▶ [TASK] Copy out each line containing "operaciones" from the entries below.

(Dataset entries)
● ● ● ●
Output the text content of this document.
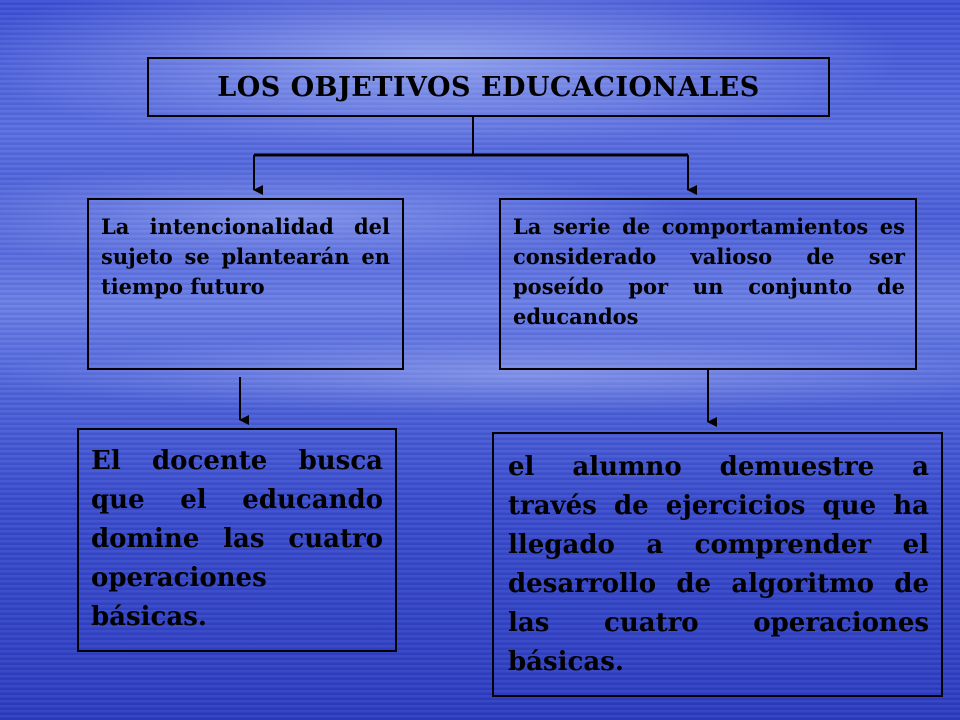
LOS OBJETIVOS EDUCACIONALES

La intencionalidad del sujeto se plantearán en tiempo futuro

La serie de comportamientos es considerado valioso de ser poseído por un conjunto de educandos

El docente busca que el educando domine las cuatro operaciones básicas.

el alumno demuestre a través de ejercicios que ha llegado a comprender el desarrollo de algoritmo de las cuatro operaciones básicas.
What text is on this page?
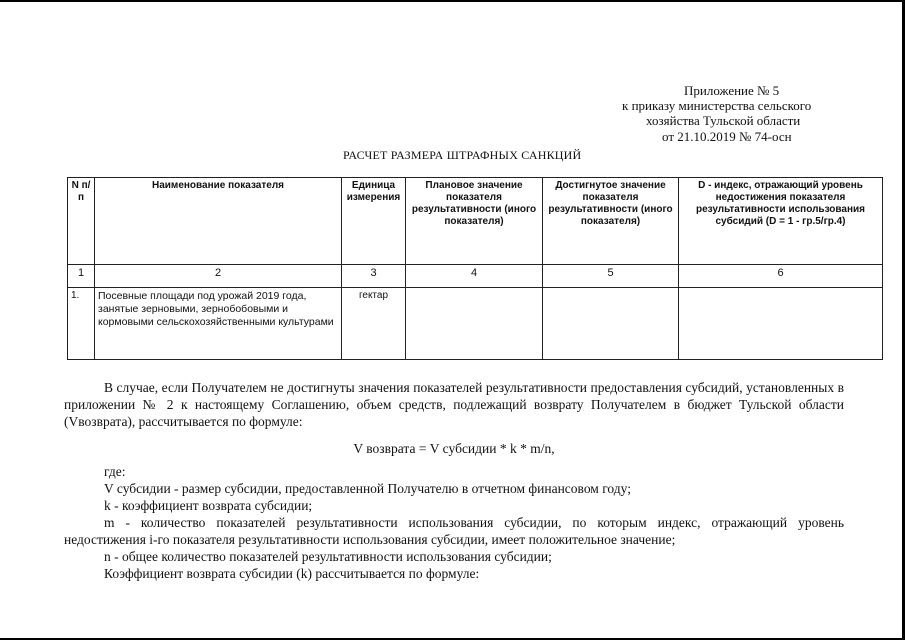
Приложение № 5
к приказу министерства сельского
хозяйства Тульской области
от 21.10.2019 № 74-осн
РАСЧЕТ РАЗМЕРА ШТРАФНЫХ САНКЦИЙ
N п/п	Наименование показателя	Единица измерения	Плановое значение показателя результативности (иного показателя)	Достигнутое значение показателя результативности (иного показателя)	D - индекс, отражающий уровень недостижения показателя результативности использования субсидий (D = 1 - гр.5/гр.4)
1	2	3	4	5	6
1.	Посевные площади под урожай 2019 года, занятые зерновыми, зернобобовыми и кормовыми сельскохозяйственными культурами	гектар			

В случае, если Получателем не достигнуты значения показателей результативности предоставления субсидий, установленных в приложении № 2 к настоящему Соглашению, объем средств, подлежащий возврату Получателем в бюджет Тульской области (Vвозврата), рассчитывается по формуле:

V возврата = V субсидии * k * m/n,

где:

V субсидии - размер субсидии, предоставленной Получателю в отчетном финансовом году;

k - коэффициент возврата субсидии;

m - количество показателей результативности использования субсидии, по которым индекс, отражающий уровень недостижения i-го показателя результативности использования субсидии, имеет положительное значение;

n - общее количество показателей результативности использования субсидии;

Коэффициент возврата субсидии (k) рассчитывается по формуле:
● ● ● ●
▶ [EXERCISE OUTPUT]
El docente busca que el educando domine las cuatro operaciones básicas.
el alumno demuestre a través de ejercicios que ha llegado a comprender el desarrollo de algoritmo de las cuatro operaciones básicas.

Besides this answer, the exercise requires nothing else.